Exercise material:
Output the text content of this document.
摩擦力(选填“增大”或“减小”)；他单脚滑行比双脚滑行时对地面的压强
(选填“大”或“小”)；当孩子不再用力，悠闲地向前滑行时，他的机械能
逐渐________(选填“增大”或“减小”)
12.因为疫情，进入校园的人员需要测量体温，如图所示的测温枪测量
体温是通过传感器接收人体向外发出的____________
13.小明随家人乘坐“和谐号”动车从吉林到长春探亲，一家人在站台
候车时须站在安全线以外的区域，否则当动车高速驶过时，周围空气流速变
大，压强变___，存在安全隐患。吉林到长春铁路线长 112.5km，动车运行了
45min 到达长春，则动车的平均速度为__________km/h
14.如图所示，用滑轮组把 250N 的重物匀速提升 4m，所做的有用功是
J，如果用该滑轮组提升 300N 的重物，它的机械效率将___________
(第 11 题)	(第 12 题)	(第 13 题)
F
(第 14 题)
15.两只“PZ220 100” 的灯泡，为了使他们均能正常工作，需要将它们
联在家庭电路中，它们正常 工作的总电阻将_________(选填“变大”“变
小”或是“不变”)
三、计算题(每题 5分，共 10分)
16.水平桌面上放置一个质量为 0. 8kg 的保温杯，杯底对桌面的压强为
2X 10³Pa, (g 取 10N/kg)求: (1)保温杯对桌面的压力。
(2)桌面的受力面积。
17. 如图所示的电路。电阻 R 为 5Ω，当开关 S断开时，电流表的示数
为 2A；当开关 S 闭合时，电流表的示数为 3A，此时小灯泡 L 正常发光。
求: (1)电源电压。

Written task: Retype the material in full, character for character.

Reply to the task:
Output the text content of this document.
摩擦力(选填“增大”或“减小”)；他单脚滑行比双脚滑行时对地面的压强
(选填“大”或“小”)；当孩子不再用力，悠闲地向前滑行时，他的机械能
逐渐________(选填“增大”或“减小”)
12.因为疫情，进入校园的人员需要测量体温，如图所示的测温枪测量
体温是通过传感器接收人体向外发出的____________
13.小明随家人乘坐“和谐号”动车从吉林到长春探亲，一家人在站台
候车时须站在安全线以外的区域，否则当动车高速驶过时，周围空气流速变
大，压强变___，存在安全隐患。吉林到长春铁路线长 112.5km，动车运行了
45min 到达长春，则动车的平均速度为__________km/h
14.如图所示，用滑轮组把 250N 的重物匀速提升 4m，所做的有用功是
J，如果用该滑轮组提升 300N 的重物，它的机械效率将___________
(第 11 题)	(第 12 题)	(第 13 题)
F
(第 14 题)
15.两只“PZ220 100” 的灯泡，为了使他们均能正常工作，需要将它们
联在家庭电路中，它们正常 工作的总电阻将_________(选填“变大”“变
小”或是“不变”)
三、计算题(每题 5分，共 10分)
16.水平桌面上放置一个质量为 0. 8kg 的保温杯，杯底对桌面的压强为
2X 10³Pa, (g 取 10N/kg)求: (1)保温杯对桌面的压力。
(2)桌面的受力面积。
17. 如图所示的电路。电阻 R 为 5Ω，当开关 S断开时，电流表的示数
为 2A；当开关 S 闭合时，电流表的示数为 3A，此时小灯泡 L 正常发光。
求: (1)电源电压。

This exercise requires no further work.